● **Task directions**:
Look through the listing for the word "JSON". Copy each line that has it.

● **Data for the task**:

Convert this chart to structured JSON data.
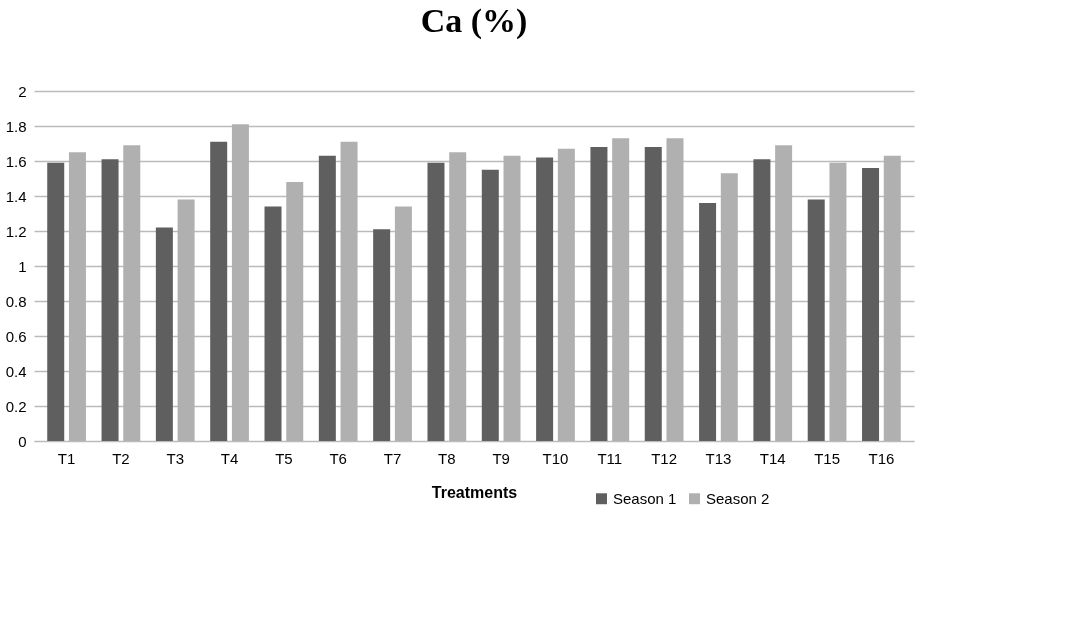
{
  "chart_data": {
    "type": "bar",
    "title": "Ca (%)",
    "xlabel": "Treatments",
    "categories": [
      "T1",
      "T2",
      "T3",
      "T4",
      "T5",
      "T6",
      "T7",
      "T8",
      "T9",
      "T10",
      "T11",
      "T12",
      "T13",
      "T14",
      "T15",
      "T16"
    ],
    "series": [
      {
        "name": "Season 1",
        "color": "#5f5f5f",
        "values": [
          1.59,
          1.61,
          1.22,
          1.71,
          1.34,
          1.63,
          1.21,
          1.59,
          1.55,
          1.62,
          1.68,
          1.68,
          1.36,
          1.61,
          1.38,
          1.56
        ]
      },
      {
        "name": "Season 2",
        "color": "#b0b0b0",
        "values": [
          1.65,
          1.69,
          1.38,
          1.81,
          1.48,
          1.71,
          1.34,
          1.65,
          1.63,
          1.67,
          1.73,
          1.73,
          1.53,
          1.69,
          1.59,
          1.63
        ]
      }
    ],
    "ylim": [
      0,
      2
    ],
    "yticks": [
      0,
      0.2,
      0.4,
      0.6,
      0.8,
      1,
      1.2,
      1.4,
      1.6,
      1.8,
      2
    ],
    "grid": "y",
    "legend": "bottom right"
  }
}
...
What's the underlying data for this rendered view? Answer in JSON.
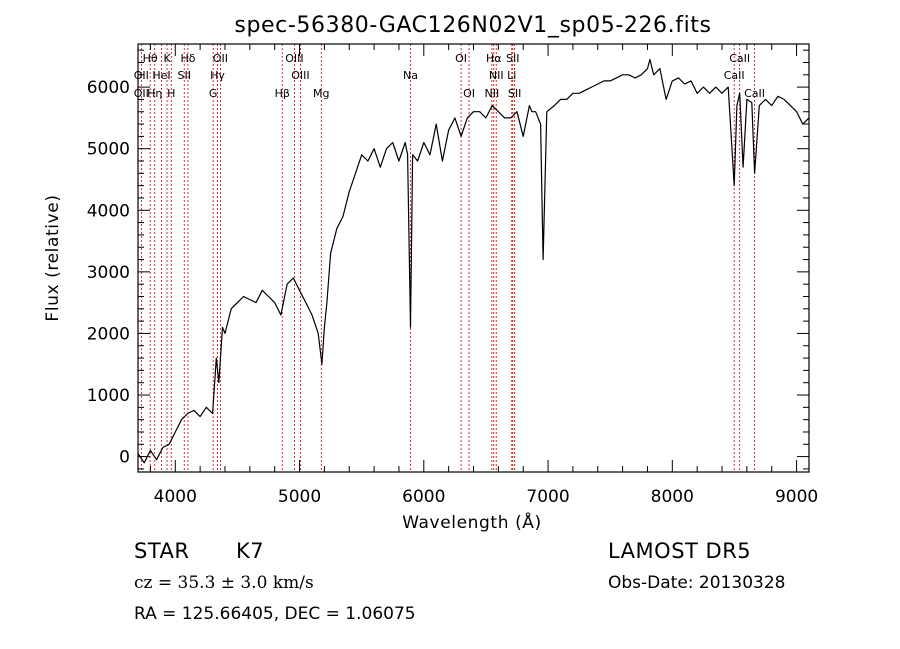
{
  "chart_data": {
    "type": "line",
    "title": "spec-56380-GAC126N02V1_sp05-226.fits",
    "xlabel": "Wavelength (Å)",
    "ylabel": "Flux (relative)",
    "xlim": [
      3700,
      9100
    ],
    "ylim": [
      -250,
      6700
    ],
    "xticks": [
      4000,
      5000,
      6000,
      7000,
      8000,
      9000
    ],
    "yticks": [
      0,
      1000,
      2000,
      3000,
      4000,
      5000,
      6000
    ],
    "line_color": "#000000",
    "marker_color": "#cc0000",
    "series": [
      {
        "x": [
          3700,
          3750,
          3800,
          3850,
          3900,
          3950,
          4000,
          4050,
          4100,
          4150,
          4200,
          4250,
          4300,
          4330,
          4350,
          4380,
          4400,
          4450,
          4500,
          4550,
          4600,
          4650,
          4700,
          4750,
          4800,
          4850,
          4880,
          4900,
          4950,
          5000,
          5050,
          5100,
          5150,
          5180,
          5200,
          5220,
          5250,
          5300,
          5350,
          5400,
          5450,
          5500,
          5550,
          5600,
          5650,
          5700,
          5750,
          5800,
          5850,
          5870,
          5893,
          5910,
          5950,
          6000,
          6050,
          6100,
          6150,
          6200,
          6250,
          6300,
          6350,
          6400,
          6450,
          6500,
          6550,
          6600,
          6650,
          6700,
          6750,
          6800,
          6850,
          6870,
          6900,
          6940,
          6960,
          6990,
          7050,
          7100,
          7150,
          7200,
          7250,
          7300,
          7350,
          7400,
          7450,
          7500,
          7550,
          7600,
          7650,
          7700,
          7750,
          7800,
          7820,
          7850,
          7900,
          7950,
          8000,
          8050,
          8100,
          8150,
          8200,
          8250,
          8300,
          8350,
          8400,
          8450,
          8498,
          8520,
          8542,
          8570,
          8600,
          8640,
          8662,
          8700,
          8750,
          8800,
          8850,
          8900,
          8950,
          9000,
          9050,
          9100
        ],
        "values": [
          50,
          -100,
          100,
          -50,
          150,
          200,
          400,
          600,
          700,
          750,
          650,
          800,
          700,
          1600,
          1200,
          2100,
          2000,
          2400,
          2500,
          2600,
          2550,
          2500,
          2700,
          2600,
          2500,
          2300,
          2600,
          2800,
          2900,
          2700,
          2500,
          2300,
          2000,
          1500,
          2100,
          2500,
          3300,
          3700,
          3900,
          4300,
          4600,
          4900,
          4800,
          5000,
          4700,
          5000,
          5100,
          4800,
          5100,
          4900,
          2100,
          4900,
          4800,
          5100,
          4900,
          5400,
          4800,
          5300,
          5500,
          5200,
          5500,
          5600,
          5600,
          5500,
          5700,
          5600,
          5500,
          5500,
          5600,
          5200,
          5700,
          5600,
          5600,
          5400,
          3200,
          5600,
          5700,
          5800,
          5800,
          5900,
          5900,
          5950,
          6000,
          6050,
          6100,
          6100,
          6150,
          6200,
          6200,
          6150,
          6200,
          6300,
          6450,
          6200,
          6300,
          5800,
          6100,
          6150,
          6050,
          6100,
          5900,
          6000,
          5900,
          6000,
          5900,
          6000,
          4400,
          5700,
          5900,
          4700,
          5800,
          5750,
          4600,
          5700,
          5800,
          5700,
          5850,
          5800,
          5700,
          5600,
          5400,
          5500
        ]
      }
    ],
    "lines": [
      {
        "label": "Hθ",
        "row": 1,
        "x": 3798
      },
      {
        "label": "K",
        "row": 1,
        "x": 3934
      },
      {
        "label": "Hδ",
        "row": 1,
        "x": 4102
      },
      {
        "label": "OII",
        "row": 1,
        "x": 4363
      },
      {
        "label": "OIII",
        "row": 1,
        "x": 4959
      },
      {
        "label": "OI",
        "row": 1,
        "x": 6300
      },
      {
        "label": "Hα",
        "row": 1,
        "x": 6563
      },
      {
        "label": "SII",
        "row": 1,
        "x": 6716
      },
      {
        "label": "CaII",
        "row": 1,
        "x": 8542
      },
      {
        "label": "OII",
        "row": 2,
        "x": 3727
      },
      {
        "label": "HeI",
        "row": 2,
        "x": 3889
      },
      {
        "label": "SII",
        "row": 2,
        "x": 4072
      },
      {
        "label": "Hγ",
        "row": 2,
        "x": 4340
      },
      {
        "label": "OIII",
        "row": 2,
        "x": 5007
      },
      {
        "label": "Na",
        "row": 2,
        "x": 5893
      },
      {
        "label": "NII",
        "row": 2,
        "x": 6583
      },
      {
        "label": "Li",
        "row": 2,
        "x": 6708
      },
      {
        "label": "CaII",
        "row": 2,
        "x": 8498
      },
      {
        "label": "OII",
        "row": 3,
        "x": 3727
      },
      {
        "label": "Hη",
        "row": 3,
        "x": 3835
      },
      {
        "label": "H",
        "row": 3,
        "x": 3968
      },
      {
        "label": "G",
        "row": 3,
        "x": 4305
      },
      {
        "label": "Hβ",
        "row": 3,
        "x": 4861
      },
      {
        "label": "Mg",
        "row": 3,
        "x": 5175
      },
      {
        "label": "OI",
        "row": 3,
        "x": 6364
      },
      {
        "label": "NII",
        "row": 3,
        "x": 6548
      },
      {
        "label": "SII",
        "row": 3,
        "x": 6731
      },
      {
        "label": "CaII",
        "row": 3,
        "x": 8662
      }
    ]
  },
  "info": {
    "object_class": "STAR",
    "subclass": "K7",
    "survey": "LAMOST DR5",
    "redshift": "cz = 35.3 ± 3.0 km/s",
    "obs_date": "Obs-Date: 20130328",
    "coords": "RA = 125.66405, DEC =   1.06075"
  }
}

● **Complete response**:
Convert this chart to structured JSON data.
What's the underlying data for this rendered view? Answer in JSON.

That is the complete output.